■ DESCRIPTION OF THE TASK ■
Copy down all of the data underneath, exactly as shown.
··· SUPPLIED RECORDS ···
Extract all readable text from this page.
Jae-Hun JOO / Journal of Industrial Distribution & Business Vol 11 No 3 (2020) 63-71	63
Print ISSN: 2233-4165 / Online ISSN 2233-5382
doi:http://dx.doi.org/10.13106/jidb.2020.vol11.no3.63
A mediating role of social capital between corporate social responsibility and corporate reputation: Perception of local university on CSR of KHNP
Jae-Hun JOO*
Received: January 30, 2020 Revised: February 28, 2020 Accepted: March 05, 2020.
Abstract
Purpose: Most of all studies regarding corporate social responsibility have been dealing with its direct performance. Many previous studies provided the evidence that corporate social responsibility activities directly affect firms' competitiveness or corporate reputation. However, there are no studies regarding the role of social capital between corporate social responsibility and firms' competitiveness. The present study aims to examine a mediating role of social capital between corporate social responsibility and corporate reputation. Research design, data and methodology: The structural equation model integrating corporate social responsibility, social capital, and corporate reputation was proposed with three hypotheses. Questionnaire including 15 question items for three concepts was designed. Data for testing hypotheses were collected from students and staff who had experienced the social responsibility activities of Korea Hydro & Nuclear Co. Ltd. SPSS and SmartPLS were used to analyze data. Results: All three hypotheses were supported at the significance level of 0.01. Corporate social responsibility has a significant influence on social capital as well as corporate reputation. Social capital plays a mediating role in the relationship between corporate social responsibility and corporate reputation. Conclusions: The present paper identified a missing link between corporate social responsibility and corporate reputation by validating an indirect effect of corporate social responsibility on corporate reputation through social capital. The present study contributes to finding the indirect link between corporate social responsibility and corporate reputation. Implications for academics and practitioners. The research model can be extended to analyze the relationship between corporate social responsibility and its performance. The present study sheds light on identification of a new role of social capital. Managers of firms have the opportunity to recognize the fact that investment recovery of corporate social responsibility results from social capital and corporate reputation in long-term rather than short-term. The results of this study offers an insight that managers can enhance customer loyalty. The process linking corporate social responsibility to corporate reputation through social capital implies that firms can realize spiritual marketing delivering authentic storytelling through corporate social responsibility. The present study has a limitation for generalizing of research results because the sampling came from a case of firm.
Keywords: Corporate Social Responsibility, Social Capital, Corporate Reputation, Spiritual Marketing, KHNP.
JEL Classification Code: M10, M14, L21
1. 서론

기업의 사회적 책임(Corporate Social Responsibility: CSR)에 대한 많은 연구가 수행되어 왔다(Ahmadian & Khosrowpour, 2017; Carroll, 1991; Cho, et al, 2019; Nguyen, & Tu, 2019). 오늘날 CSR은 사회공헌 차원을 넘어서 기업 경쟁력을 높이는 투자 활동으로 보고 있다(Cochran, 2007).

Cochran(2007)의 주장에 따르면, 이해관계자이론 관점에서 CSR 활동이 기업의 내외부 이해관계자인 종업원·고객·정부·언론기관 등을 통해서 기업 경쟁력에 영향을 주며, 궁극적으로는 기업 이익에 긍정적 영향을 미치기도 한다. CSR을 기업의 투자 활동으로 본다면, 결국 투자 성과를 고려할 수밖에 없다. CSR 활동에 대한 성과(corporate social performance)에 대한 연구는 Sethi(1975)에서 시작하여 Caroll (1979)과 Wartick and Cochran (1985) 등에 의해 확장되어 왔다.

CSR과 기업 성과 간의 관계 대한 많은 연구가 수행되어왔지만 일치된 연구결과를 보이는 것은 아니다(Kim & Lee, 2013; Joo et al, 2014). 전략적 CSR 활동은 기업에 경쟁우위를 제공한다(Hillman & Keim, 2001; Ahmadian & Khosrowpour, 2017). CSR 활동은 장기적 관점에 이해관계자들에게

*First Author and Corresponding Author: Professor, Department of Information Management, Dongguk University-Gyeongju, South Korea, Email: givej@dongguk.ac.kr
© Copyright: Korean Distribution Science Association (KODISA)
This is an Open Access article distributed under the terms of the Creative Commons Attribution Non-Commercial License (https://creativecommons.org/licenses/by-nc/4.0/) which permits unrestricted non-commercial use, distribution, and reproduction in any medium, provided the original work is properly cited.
···
■ ANSWER BELOW ■
Extract all readable text from this page.
Jae-Hun JOO / Journal of Industrial Distribution & Business Vol 11 No 3 (2020) 63-71	63
Print ISSN: 2233-4165 / Online ISSN 2233-5382
doi:http://dx.doi.org/10.13106/jidb.2020.vol11.no3.63
A mediating role of social capital between corporate social responsibility and corporate reputation: Perception of local university on CSR of KHNP
Jae-Hun JOO*
Received: January 30, 2020 Revised: February 28, 2020 Accepted: March 05, 2020.
Abstract
Purpose: Most of all studies regarding corporate social responsibility have been dealing with its direct performance. Many previous studies provided the evidence that corporate social responsibility activities directly affect firms' competitiveness or corporate reputation. However, there are no studies regarding the role of social capital between corporate social responsibility and firms' competitiveness. The present study aims to examine a mediating role of social capital between corporate social responsibility and corporate reputation. Research design, data and methodology: The structural equation model integrating corporate social responsibility, social capital, and corporate reputation was proposed with three hypotheses. Questionnaire including 15 question items for three concepts was designed. Data for testing hypotheses were collected from students and staff who had experienced the social responsibility activities of Korea Hydro & Nuclear Co. Ltd. SPSS and SmartPLS were used to analyze data. Results: All three hypotheses were supported at the significance level of 0.01. Corporate social responsibility has a significant influence on social capital as well as corporate reputation. Social capital plays a mediating role in the relationship between corporate social responsibility and corporate reputation. Conclusions: The present paper identified a missing link between corporate social responsibility and corporate reputation by validating an indirect effect of corporate social responsibility on corporate reputation through social capital. The present study contributes to finding the indirect link between corporate social responsibility and corporate reputation. Implications for academics and practitioners. The research model can be extended to analyze the relationship between corporate social responsibility and its performance. The present study sheds light on identification of a new role of social capital. Managers of firms have the opportunity to recognize the fact that investment recovery of corporate social responsibility results from social capital and corporate reputation in long-term rather than short-term. The results of this study offers an insight that managers can enhance customer loyalty. The process linking corporate social responsibility to corporate reputation through social capital implies that firms can realize spiritual marketing delivering authentic storytelling through corporate social responsibility. The present study has a limitation for generalizing of research results because the sampling came from a case of firm.
Keywords: Corporate Social Responsibility, Social Capital, Corporate Reputation, Spiritual Marketing, KHNP.
JEL Classification Code: M10, M14, L21
1. 서론

기업의 사회적 책임(Corporate Social Responsibility: CSR)에 대한 많은 연구가 수행되어 왔다(Ahmadian & Khosrowpour, 2017; Carroll, 1991; Cho, et al, 2019; Nguyen, & Tu, 2019). 오늘날 CSR은 사회공헌 차원을 넘어서 기업 경쟁력을 높이는 투자 활동으로 보고 있다(Cochran, 2007).

Cochran(2007)의 주장에 따르면, 이해관계자이론 관점에서 CSR 활동이 기업의 내외부 이해관계자인 종업원·고객·정부·언론기관 등을 통해서 기업 경쟁력에 영향을 주며, 궁극적으로는 기업 이익에 긍정적 영향을 미치기도 한다. CSR을 기업의 투자 활동으로 본다면, 결국 투자 성과를 고려할 수밖에 없다. CSR 활동에 대한 성과(corporate social performance)에 대한 연구는 Sethi(1975)에서 시작하여 Caroll (1979)과 Wartick and Cochran (1985) 등에 의해 확장되어 왔다.

CSR과 기업 성과 간의 관계 대한 많은 연구가 수행되어왔지만 일치된 연구결과를 보이는 것은 아니다(Kim & Lee, 2013; Joo et al, 2014). 전략적 CSR 활동은 기업에 경쟁우위를 제공한다(Hillman & Keim, 2001; Ahmadian & Khosrowpour, 2017). CSR 활동은 장기적 관점에 이해관계자들에게

*First Author and Corresponding Author: Professor, Department of Information Management, Dongguk University-Gyeongju, South Korea, Email: givej@dongguk.ac.kr
© Copyright: Korean Distribution Science Association (KODISA)
This is an Open Access article distributed under the terms of the Creative Commons Attribution Non-Commercial License (https://creativecommons.org/licenses/by-nc/4.0/) which permits unrestricted non-commercial use, distribution, and reproduction in any medium, provided the original work is properly cited.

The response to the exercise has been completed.